__PROBLEM__: Transcribe each entry below exactly. Pictures do not go in the copy.

### STORED DATA

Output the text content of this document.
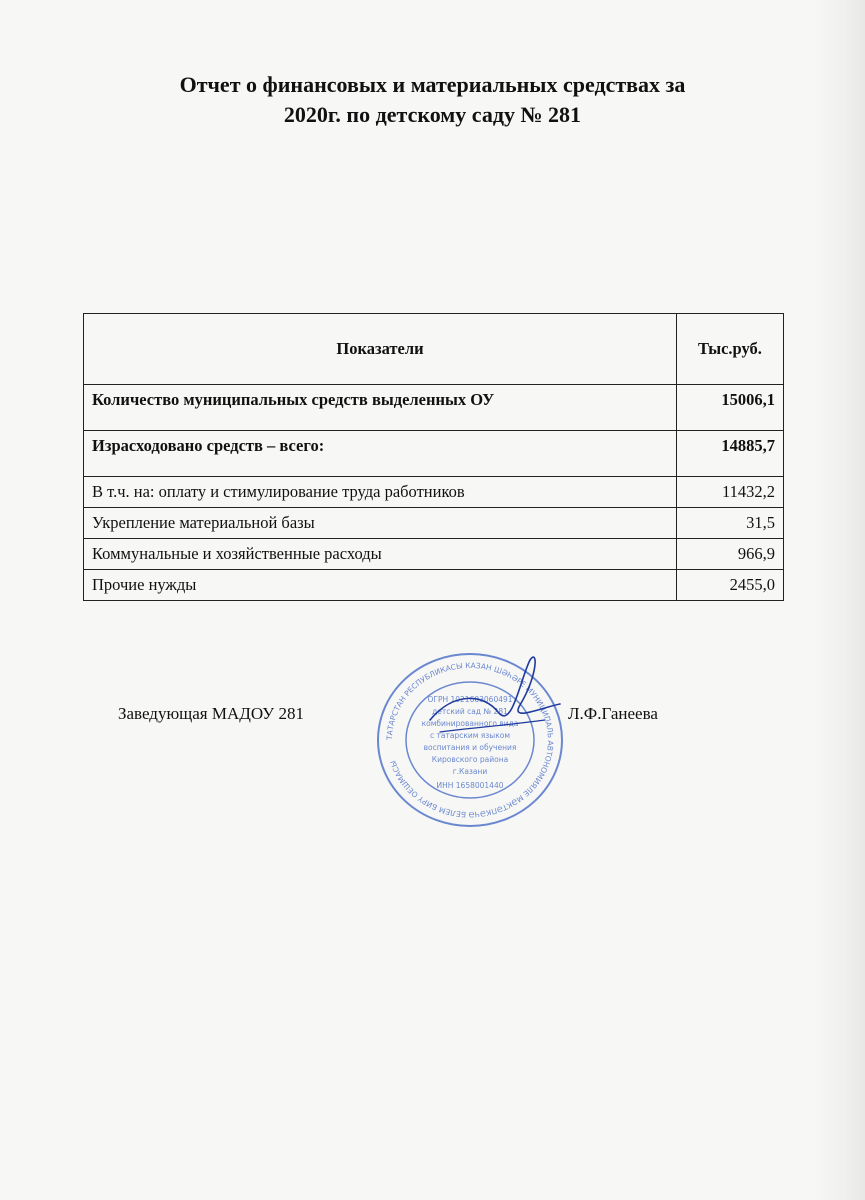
Отчет о финансовых и материальных средствах за
2020г. по детскому саду № 281
Показатели	Тыс.руб.
Количество муниципальных средств выделенных ОУ	15006,1
Израсходовано средств – всего:	14885,7
В т.ч. на: оплату и стимулирование труда работников	11432,2
Укрепление материальной базы	31,5
Коммунальные и хозяйственные расходы	966,9
Прочие нужды	2455,0
Заведующая МАДОУ 281	Л.Ф.Ганеева
ТАТАРСТАН РЕСПУБЛИКАСЫ КАЗАН ШӘҺӘРЕ МУНИЦИПАЛЬ АВТОНОМИЯЛЕ МӘКТӘПКӘЧӘ БЕЛЕМ БИРҮ ОЕШМАСЫ
ОГРН 1021603060491
детский сад № 281
комбинированного вида
с татарским языком
воспитания и обучения
Кировского района
г.Казани
ИНН 1658001440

######

__EXERCISE RESPONSE__:
Output the text content of this document.
Отчет о финансовых и материальных средствах за
2020г. по детскому саду № 281
Показатели	Тыс.руб.
Количество муниципальных средств выделенных ОУ	15006,1
Израсходовано средств – всего:	14885,7
В т.ч. на: оплату и стимулирование труда работников	11432,2
Укрепление материальной базы	31,5
Коммунальные и хозяйственные расходы	966,9
Прочие нужды	2455,0
Заведующая МАДОУ 281	Л.Ф.Ганеева
ТАТАРСТАН РЕСПУБЛИКАСЫ КАЗАН ШӘҺӘРЕ МУНИЦИПАЛЬ АВТОНОМИЯЛЕ МӘКТӘПКӘЧӘ БЕЛЕМ БИРҮ ОЕШМАСЫ
ОГРН 1021603060491
детский сад № 281
комбинированного вида
с татарским языком
воспитания и обучения
Кировского района
г.Казани
ИНН 1658001440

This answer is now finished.